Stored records
· · · ·
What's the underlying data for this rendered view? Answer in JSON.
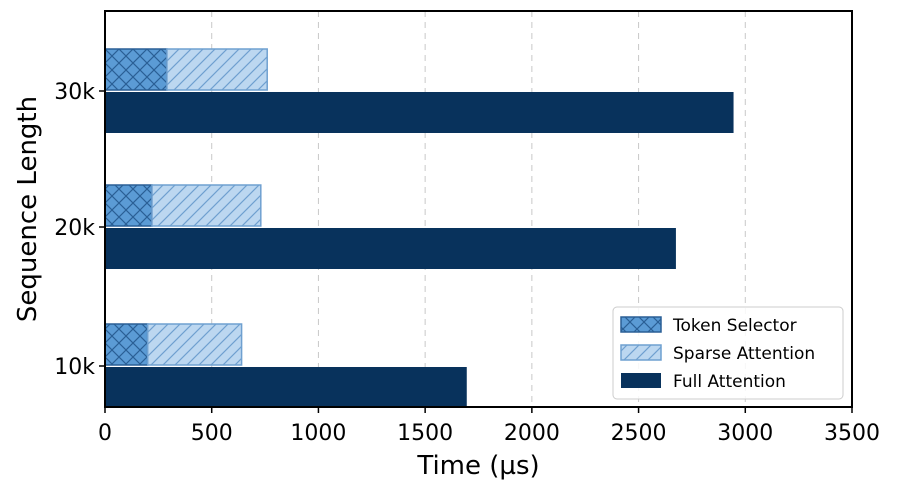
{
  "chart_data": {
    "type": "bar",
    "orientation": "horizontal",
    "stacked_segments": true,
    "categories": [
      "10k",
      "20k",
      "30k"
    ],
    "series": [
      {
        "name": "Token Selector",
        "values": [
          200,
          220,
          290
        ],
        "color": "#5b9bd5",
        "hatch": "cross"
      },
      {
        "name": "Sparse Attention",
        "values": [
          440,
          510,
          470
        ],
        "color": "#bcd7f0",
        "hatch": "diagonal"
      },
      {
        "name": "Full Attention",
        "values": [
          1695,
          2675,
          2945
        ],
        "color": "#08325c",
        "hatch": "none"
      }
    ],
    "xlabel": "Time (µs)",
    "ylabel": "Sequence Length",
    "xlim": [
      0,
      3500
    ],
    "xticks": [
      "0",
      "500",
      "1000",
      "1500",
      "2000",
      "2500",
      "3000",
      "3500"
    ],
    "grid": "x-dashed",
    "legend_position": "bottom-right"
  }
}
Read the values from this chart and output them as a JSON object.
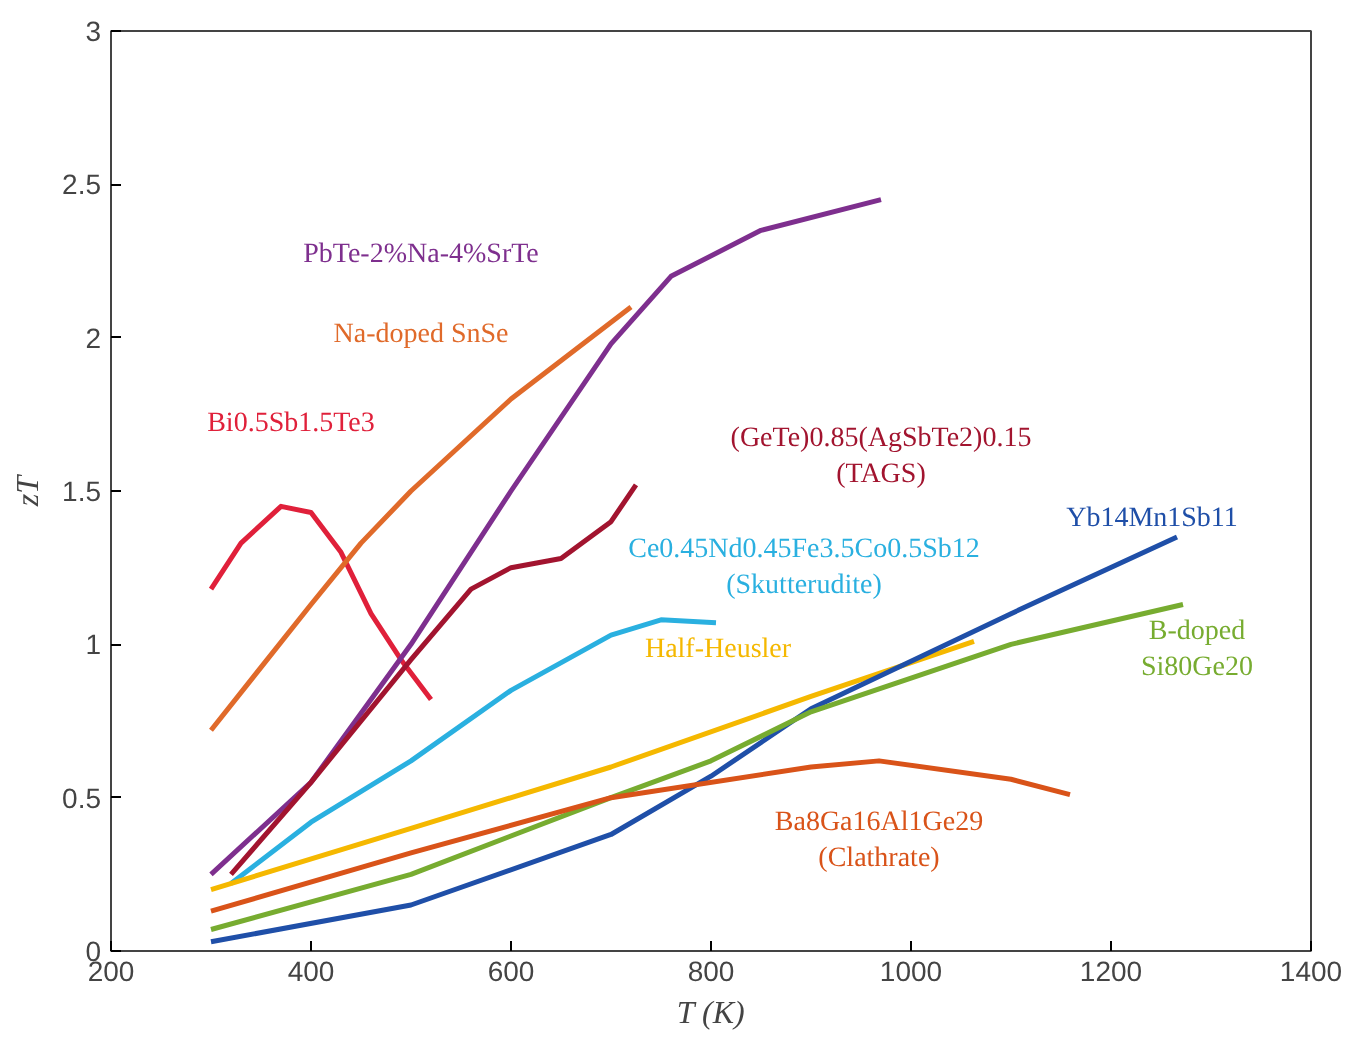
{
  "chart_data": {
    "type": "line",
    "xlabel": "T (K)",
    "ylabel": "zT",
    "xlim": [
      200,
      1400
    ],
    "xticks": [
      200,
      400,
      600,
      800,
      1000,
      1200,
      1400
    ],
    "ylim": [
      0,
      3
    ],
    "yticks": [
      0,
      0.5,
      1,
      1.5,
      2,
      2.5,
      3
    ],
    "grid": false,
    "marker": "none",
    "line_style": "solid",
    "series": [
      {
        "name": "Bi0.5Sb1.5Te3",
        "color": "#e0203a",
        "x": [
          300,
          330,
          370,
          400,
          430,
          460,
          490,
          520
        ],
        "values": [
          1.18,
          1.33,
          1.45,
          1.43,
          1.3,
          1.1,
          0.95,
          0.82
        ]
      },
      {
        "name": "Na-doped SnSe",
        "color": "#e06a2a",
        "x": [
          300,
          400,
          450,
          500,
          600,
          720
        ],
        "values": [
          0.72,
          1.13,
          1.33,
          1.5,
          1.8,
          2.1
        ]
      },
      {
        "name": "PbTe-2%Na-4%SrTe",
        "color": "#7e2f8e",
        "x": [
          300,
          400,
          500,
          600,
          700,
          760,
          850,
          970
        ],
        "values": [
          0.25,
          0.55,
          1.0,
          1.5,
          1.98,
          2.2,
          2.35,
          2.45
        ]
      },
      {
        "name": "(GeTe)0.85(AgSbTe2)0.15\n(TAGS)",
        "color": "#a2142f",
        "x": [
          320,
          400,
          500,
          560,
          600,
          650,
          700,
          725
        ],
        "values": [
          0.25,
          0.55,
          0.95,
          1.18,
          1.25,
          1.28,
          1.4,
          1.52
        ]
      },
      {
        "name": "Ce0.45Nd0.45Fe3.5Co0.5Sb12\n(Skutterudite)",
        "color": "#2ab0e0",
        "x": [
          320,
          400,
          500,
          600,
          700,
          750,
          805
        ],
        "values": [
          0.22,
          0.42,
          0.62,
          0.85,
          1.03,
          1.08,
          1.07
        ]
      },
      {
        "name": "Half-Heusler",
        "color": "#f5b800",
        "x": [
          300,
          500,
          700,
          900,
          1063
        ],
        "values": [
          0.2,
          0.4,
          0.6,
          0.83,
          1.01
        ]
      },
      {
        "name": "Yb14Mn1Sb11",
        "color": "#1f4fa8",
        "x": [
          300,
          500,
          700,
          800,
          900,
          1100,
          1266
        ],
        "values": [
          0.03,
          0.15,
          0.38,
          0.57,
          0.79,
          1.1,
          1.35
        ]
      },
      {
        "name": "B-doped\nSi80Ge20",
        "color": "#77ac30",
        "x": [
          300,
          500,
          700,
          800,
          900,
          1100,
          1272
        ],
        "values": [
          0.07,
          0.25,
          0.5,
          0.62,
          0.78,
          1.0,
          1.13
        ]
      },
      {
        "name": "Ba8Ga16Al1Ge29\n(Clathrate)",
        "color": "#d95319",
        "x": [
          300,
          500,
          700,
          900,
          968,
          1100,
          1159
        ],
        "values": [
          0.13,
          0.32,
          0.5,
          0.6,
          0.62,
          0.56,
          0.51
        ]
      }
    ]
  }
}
· · · ·
*EXERCISE*
Find and copy each line above that includes the string "this".

*TASK SOLUTION*
What's the underlying data for this rendered view? Answer in JSON.
Read the values from this chart and output them as a JSON object.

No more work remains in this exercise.